INSTRUCTION ▸
Take the material and output all of it exactly.

- - - - - - -

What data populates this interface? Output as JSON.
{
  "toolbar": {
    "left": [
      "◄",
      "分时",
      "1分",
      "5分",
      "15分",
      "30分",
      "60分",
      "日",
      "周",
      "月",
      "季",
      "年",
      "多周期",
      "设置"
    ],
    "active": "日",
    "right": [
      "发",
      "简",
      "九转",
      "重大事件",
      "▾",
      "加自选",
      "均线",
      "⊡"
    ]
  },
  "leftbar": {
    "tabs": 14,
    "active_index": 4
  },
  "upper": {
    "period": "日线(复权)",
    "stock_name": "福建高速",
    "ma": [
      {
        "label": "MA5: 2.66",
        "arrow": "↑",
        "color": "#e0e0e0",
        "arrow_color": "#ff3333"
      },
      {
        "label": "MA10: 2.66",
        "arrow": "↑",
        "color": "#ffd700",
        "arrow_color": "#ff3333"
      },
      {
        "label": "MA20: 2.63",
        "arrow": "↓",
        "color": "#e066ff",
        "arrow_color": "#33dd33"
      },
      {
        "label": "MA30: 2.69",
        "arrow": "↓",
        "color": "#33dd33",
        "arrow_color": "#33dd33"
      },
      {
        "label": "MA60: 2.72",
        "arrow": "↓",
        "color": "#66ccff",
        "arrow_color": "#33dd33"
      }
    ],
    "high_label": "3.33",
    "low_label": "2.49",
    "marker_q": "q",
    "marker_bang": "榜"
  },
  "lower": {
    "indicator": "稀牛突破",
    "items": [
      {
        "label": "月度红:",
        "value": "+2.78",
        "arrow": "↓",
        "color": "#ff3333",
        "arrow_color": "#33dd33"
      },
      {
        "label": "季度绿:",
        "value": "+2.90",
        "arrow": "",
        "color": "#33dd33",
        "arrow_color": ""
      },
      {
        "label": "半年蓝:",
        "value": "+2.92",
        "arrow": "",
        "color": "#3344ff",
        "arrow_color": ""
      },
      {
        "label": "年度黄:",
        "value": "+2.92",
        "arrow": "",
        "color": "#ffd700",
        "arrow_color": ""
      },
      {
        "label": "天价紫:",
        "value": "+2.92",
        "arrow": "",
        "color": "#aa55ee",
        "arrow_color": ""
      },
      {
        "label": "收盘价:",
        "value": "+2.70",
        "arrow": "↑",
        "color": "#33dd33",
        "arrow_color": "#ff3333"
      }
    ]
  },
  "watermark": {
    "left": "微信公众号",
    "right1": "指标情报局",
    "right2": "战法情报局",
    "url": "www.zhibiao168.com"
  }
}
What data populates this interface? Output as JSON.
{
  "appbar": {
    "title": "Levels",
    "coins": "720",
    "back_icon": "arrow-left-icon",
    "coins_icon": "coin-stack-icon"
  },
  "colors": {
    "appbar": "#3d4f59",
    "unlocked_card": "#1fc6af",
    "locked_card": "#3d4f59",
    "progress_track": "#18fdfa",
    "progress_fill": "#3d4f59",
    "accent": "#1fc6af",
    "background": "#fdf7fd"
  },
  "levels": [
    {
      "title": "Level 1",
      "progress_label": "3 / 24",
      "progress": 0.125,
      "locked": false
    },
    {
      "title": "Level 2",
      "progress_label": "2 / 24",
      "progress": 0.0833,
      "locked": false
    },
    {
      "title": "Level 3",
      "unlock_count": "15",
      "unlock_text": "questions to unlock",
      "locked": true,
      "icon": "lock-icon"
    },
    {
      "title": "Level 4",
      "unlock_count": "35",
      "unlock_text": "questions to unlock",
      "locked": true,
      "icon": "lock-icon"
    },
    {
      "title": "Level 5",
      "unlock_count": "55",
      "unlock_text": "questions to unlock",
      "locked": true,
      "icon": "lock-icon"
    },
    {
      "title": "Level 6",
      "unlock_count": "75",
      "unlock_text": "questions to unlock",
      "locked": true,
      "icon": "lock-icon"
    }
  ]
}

- - - - - - -

REPLY TO THE TASK ▸
What data populates this interface? Output as JSON.
{
  "toolbar": {
    "left": [
      "◄",
      "分时",
      "1分",
      "5分",
      "15分",
      "30分",
      "60分",
      "日",
      "周",
      "月",
      "季",
      "年",
      "多周期",
      "设置"
    ],
    "active": "日",
    "right": [
      "发",
      "简",
      "九转",
      "重大事件",
      "▾",
      "加自选",
      "均线",
      "⊡"
    ]
  },
  "leftbar": {
    "tabs": 14,
    "active_index": 4
  },
  "upper": {
    "period": "日线(复权)",
    "stock_name": "福建高速",
    "ma": [
      {
        "label": "MA5: 2.66",
        "arrow": "↑",
        "color": "#e0e0e0",
        "arrow_color": "#ff3333"
      },
      {
        "label": "MA10: 2.66",
        "arrow": "↑",
        "color": "#ffd700",
        "arrow_color": "#ff3333"
      },
      {
        "label": "MA20: 2.63",
        "arrow": "↓",
        "color": "#e066ff",
        "arrow_color": "#33dd33"
      },
      {
        "label": "MA30: 2.69",
        "arrow": "↓",
        "color": "#33dd33",
        "arrow_color": "#33dd33"
      },
      {
        "label": "MA60: 2.72",
        "arrow": "↓",
        "color": "#66ccff",
        "arrow_color": "#33dd33"
      }
    ],
    "high_label": "3.33",
    "low_label": "2.49",
    "marker_q": "q",
    "marker_bang": "榜"
  },
  "lower": {
    "indicator": "稀牛突破",
    "items": [
      {
        "label": "月度红:",
        "value": "+2.78",
        "arrow": "↓",
        "color": "#ff3333",
        "arrow_color": "#33dd33"
      },
      {
        "label": "季度绿:",
        "value": "+2.90",
        "arrow": "",
        "color": "#33dd33",
        "arrow_color": ""
      },
      {
        "label": "半年蓝:",
        "value": "+2.92",
        "arrow": "",
        "color": "#3344ff",
        "arrow_color": ""
      },
      {
        "label": "年度黄:",
        "value": "+2.92",
        "arrow": "",
        "color": "#ffd700",
        "arrow_color": ""
      },
      {
        "label": "天价紫:",
        "value": "+2.92",
        "arrow": "",
        "color": "#aa55ee",
        "arrow_color": ""
      },
      {
        "label": "收盘价:",
        "value": "+2.70",
        "arrow": "↑",
        "color": "#33dd33",
        "arrow_color": "#ff3333"
      }
    ]
  },
  "watermark": {
    "left": "微信公众号",
    "right1": "指标情报局",
    "right2": "战法情报局",
    "url": "www.zhibiao168.com"
  }
}
What data populates this interface? Output as JSON.
{
  "appbar": {
    "title": "Levels",
    "coins": "720",
    "back_icon": "arrow-left-icon",
    "coins_icon": "coin-stack-icon"
  },
  "colors": {
    "appbar": "#3d4f59",
    "unlocked_card": "#1fc6af",
    "locked_card": "#3d4f59",
    "progress_track": "#18fdfa",
    "progress_fill": "#3d4f59",
    "accent": "#1fc6af",
    "background": "#fdf7fd"
  },
  "levels": [
    {
      "title": "Level 1",
      "progress_label": "3 / 24",
      "progress": 0.125,
      "locked": false
    },
    {
      "title": "Level 2",
      "progress_label": "2 / 24",
      "progress": 0.0833,
      "locked": false
    },
    {
      "title": "Level 3",
      "unlock_count": "15",
      "unlock_text": "questions to unlock",
      "locked": true,
      "icon": "lock-icon"
    },
    {
      "title": "Level 4",
      "unlock_count": "35",
      "unlock_text": "questions to unlock",
      "locked": true,
      "icon": "lock-icon"
    },
    {
      "title": "Level 5",
      "unlock_count": "55",
      "unlock_text": "questions to unlock",
      "locked": true,
      "icon": "lock-icon"
    },
    {
      "title": "Level 6",
      "unlock_count": "75",
      "unlock_text": "questions to unlock",
      "locked": true,
      "icon": "lock-icon"
    }
  ]
}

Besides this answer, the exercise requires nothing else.